**Exercise description**:
Give only the lines from the one containing "Extract all the data from this chart as JSON." through the end of the material below, exactly as written.

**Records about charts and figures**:
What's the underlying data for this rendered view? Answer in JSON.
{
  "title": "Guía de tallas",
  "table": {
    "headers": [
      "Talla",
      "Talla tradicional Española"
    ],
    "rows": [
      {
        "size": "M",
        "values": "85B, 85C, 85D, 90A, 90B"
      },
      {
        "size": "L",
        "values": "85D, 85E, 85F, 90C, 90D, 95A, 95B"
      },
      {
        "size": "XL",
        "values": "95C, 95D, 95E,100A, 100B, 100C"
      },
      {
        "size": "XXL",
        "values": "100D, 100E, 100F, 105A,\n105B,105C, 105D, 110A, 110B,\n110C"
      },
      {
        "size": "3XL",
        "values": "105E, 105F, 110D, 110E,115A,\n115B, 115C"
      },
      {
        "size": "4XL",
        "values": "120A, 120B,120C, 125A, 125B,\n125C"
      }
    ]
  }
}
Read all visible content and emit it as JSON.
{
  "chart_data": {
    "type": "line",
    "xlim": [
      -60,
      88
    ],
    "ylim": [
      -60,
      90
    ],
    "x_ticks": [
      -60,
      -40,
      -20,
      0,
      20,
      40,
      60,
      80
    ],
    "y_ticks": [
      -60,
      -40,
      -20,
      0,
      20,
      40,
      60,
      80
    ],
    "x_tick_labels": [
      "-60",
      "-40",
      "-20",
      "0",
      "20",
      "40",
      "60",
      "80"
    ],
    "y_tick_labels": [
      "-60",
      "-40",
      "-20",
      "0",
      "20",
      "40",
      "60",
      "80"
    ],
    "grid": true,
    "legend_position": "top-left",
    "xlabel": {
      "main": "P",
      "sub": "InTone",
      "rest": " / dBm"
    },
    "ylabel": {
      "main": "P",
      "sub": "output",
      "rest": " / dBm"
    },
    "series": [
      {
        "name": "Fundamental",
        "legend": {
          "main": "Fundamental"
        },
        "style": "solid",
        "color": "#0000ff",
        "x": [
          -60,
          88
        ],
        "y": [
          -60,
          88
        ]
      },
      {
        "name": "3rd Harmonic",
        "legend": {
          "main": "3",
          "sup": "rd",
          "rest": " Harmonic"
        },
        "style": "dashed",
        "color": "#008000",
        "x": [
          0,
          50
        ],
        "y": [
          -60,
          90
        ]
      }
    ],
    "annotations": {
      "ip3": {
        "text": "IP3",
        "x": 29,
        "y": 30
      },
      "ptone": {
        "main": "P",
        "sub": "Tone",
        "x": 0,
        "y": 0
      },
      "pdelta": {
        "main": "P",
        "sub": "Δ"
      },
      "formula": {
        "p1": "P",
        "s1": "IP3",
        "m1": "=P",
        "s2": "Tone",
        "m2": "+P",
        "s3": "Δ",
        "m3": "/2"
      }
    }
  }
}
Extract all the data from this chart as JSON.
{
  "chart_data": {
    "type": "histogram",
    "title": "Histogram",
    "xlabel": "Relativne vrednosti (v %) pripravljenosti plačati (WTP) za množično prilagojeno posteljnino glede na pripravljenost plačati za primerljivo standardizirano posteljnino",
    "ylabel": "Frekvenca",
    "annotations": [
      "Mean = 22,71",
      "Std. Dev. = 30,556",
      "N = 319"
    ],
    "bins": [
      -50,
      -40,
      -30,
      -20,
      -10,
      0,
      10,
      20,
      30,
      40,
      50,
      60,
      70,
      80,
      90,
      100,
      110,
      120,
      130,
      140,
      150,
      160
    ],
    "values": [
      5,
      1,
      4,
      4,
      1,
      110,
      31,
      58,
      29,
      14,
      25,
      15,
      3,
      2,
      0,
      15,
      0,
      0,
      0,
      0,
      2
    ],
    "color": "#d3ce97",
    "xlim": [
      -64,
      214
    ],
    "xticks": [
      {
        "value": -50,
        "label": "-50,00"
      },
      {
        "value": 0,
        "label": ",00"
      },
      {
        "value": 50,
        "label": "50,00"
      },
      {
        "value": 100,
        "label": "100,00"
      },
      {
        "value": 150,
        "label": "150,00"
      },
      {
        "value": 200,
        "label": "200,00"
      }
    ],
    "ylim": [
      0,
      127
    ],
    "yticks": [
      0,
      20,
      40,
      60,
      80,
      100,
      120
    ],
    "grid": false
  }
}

**Task output**:
Extract all the data from this chart as JSON.
{
  "chart_data": {
    "type": "histogram",
    "title": "Histogram",
    "xlabel": "Relativne vrednosti (v %) pripravljenosti plačati (WTP) za množično prilagojeno posteljnino glede na pripravljenost plačati za primerljivo standardizirano posteljnino",
    "ylabel": "Frekvenca",
    "annotations": [
      "Mean = 22,71",
      "Std. Dev. = 30,556",
      "N = 319"
    ],
    "bins": [
      -50,
      -40,
      -30,
      -20,
      -10,
      0,
      10,
      20,
      30,
      40,
      50,
      60,
      70,
      80,
      90,
      100,
      110,
      120,
      130,
      140,
      150,
      160
    ],
    "values": [
      5,
      1,
      4,
      4,
      1,
      110,
      31,
      58,
      29,
      14,
      25,
      15,
      3,
      2,
      0,
      15,
      0,
      0,
      0,
      0,
      2
    ],
    "color": "#d3ce97",
    "xlim": [
      -64,
      214
    ],
    "xticks": [
      {
        "value": -50,
        "label": "-50,00"
      },
      {
        "value": 0,
        "label": ",00"
      },
      {
        "value": 50,
        "label": "50,00"
      },
      {
        "value": 100,
        "label": "100,00"
      },
      {
        "value": 150,
        "label": "150,00"
      },
      {
        "value": 200,
        "label": "200,00"
      }
    ],
    "ylim": [
      0,
      127
    ],
    "yticks": [
      0,
      20,
      40,
      60,
      80,
      100,
      120
    ],
    "grid": false
  }
}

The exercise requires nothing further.